Written instruction => Starting at the line with "What data populates" and stopping at the final line, retype the data below exactly; do not carry over any pictures.

Data supplied =>
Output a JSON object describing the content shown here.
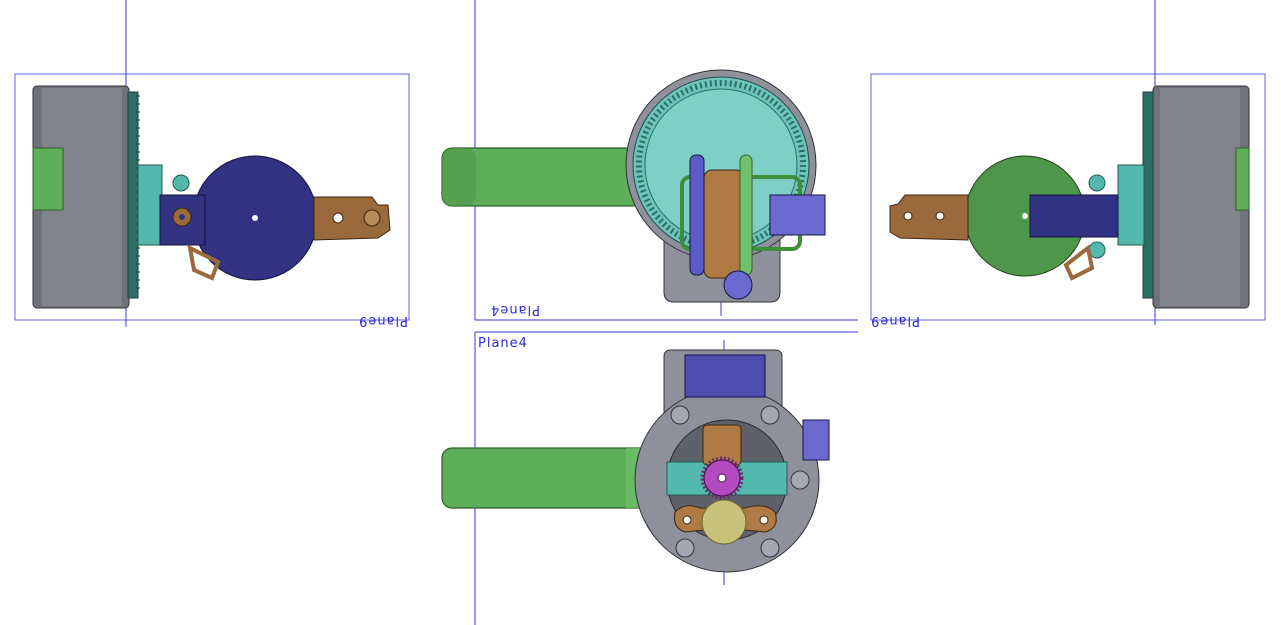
{
  "views": {
    "left": {
      "plane_label": "Plane9"
    },
    "top": {
      "plane_label": "Plane4"
    },
    "bottom": {
      "plane_label": "Plane4"
    },
    "right": {
      "plane_label": "Plane9"
    }
  },
  "colors": {
    "plane_line": "#3a3ad8",
    "housing_gray": "#7c7e8c",
    "housing_dark": "#55575f",
    "gear_teal": "#54b8ad",
    "disc_navy": "#323282",
    "handle_green": "#5fae5a",
    "bracket_bronze": "#9b6a3c",
    "servo_blue": "#6a6ad0",
    "pinion_magenta": "#b44ac0",
    "cam_yellow": "#c8c27a"
  }
}
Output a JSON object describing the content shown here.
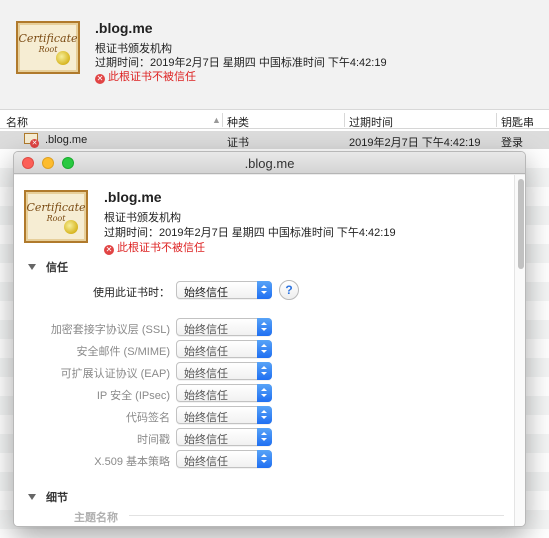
{
  "background": {
    "header": {
      "title": ".blog.me",
      "subtitle": "根证书颁发机构",
      "expiry": "过期时间：2019年2月7日 星期四 中国标准时间 下午4:42:19",
      "warning": "此根证书不被信任",
      "icon_text_1": "Certificate",
      "icon_text_2": "Root"
    },
    "columns": [
      "名称",
      "种类",
      "过期时间",
      "钥匙串"
    ],
    "row": {
      "name": ".blog.me",
      "kind": "证书",
      "expires": "2019年2月7日 下午4:42:19",
      "keychain": "登录"
    }
  },
  "window": {
    "title": ".blog.me",
    "header": {
      "title": ".blog.me",
      "subtitle": "根证书颁发机构",
      "expiry": "过期时间：2019年2月7日 星期四 中国标准时间 下午4:42:19",
      "warning": "此根证书不被信任",
      "icon_text_1": "Certificate",
      "icon_text_2": "Root"
    },
    "trust": {
      "section_label": "信任",
      "when_using_label": "使用此证书时：",
      "when_using_value": "始终信任",
      "help": "?",
      "items": [
        {
          "label": "加密套接字协议层 (SSL)",
          "value": "始终信任"
        },
        {
          "label": "安全邮件 (S/MIME)",
          "value": "始终信任"
        },
        {
          "label": "可扩展认证协议 (EAP)",
          "value": "始终信任"
        },
        {
          "label": "IP 安全 (IPsec)",
          "value": "始终信任"
        },
        {
          "label": "代码签名",
          "value": "始终信任"
        },
        {
          "label": "时间戳",
          "value": "始终信任"
        },
        {
          "label": "X.509 基本策略",
          "value": "始终信任"
        }
      ]
    },
    "details": {
      "section_label": "细节",
      "first_field": "主题名称"
    }
  },
  "colors": {
    "warning": "#dd2222",
    "accent": "#1f6ff2"
  }
}
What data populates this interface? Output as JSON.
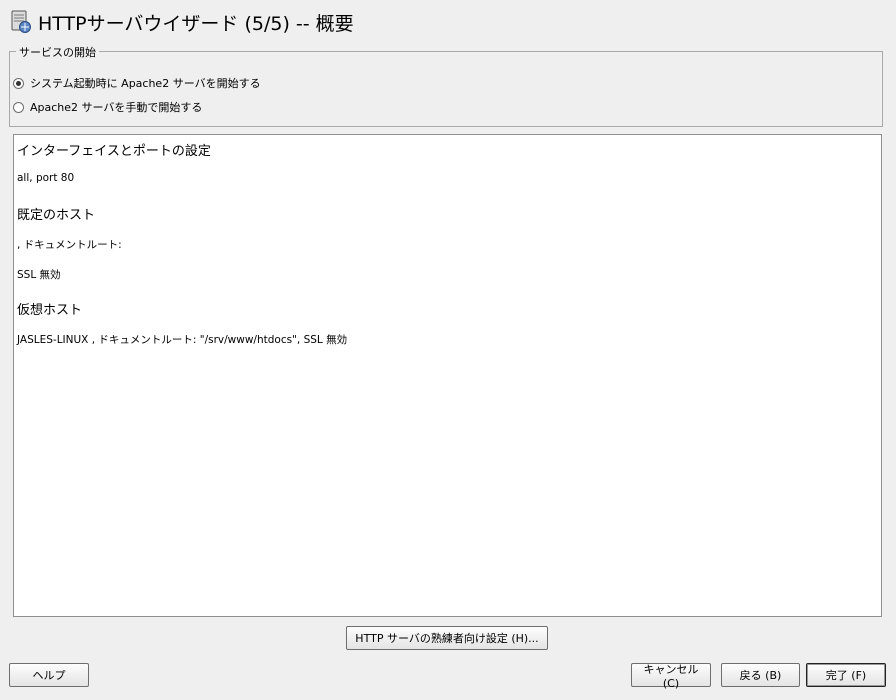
{
  "header": {
    "title": "HTTPサーバウイザード (5/5) -- 概要",
    "icon": "server-icon"
  },
  "service_start": {
    "legend": "サービスの開始",
    "options": [
      {
        "label": "システム起動時に Apache2 サーバを開始する",
        "selected": true
      },
      {
        "label": "Apache2 サーバを手動で開始する",
        "selected": false
      }
    ]
  },
  "summary": {
    "interface_heading": "インターフェイスとポートの設定",
    "interface_value": "all, port 80",
    "default_host_heading": "既定のホスト",
    "default_host_docroot": ", ドキュメントルート:",
    "default_host_ssl": "SSL 無効",
    "virtual_hosts_heading": "仮想ホスト",
    "virtual_host_entry": "JASLES-LINUX , ドキュメントルート: \"/srv/www/htdocs\", SSL 無効"
  },
  "buttons": {
    "expert": "HTTP サーバの熟練者向け設定 (H)...",
    "help": "ヘルプ",
    "cancel": "キャンセル (C)",
    "back": "戻る (B)",
    "finish": "完了 (F)"
  }
}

Exercise result =>
What data populates this interface? Output as JSON.
{
  "header": {
    "title": "HTTPサーバウイザード (5/5) -- 概要",
    "icon": "server-icon"
  },
  "service_start": {
    "legend": "サービスの開始",
    "options": [
      {
        "label": "システム起動時に Apache2 サーバを開始する",
        "selected": true
      },
      {
        "label": "Apache2 サーバを手動で開始する",
        "selected": false
      }
    ]
  },
  "summary": {
    "interface_heading": "インターフェイスとポートの設定",
    "interface_value": "all, port 80",
    "default_host_heading": "既定のホスト",
    "default_host_docroot": ", ドキュメントルート:",
    "default_host_ssl": "SSL 無効",
    "virtual_hosts_heading": "仮想ホスト",
    "virtual_host_entry": "JASLES-LINUX , ドキュメントルート: \"/srv/www/htdocs\", SSL 無効"
  },
  "buttons": {
    "expert": "HTTP サーバの熟練者向け設定 (H)...",
    "help": "ヘルプ",
    "cancel": "キャンセル (C)",
    "back": "戻る (B)",
    "finish": "完了 (F)"
  }
}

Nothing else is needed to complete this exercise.